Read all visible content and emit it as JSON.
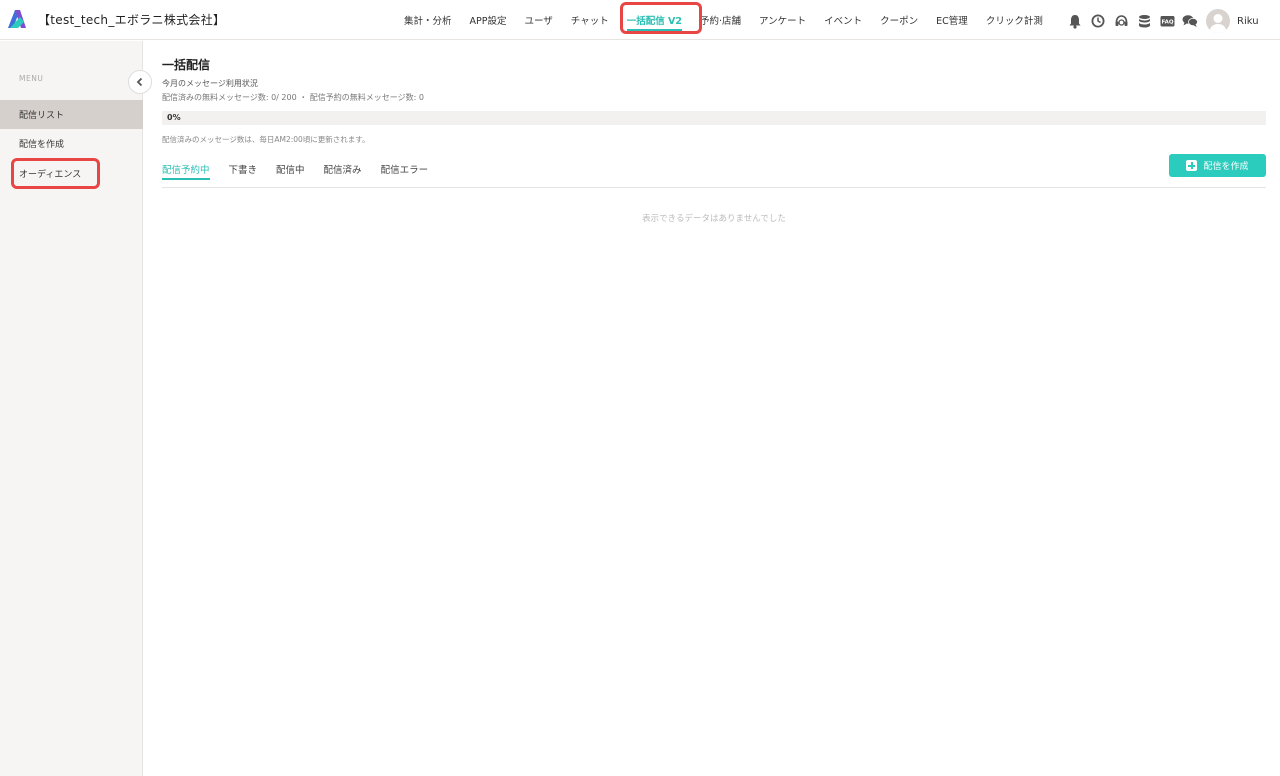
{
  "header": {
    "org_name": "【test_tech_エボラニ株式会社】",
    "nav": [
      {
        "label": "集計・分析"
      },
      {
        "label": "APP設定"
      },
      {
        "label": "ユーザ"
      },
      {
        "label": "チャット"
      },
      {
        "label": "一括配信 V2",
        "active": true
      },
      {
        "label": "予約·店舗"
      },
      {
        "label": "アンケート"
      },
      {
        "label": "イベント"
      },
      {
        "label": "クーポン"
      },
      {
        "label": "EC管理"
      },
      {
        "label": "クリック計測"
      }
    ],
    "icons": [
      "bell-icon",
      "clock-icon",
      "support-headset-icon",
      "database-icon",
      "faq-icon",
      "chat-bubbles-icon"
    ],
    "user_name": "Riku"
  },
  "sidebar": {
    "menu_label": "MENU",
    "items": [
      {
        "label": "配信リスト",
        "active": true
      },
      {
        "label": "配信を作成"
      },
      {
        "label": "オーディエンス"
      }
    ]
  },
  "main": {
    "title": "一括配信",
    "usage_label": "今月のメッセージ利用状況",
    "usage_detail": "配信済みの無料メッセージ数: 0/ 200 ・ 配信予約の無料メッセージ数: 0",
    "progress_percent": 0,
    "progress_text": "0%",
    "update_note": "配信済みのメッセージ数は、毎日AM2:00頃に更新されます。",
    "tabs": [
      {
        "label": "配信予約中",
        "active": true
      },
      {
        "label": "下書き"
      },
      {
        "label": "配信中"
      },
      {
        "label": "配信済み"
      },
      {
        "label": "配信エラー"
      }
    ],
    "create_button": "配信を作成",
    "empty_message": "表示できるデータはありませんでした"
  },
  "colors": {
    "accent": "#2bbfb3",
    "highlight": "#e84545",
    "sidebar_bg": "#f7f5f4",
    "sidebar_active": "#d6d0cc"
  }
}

--------------------

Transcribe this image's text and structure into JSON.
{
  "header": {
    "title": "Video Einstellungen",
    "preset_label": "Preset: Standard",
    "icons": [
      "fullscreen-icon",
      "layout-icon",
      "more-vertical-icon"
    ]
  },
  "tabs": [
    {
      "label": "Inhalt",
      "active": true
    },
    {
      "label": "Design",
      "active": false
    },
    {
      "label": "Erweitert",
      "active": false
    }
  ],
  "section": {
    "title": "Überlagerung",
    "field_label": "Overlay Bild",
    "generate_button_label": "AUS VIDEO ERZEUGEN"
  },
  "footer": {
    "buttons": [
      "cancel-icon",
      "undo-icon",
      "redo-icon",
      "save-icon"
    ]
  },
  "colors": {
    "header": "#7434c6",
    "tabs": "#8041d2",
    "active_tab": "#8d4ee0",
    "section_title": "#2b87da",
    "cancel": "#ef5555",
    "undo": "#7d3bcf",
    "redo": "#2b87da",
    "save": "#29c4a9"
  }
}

--------------------

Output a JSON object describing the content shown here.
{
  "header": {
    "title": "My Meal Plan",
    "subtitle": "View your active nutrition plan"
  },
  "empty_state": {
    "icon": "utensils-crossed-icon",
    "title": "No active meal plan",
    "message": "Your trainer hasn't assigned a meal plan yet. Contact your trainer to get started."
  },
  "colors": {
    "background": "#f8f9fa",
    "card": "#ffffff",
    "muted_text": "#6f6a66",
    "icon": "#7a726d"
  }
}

--------------------

Identify each line containing the string "JSON" and copy it out.

# Solution below
Read all visible content and emit it as JSON.
Transcribe this image's text and structure into JSON.
Output a JSON object describing the content shown here.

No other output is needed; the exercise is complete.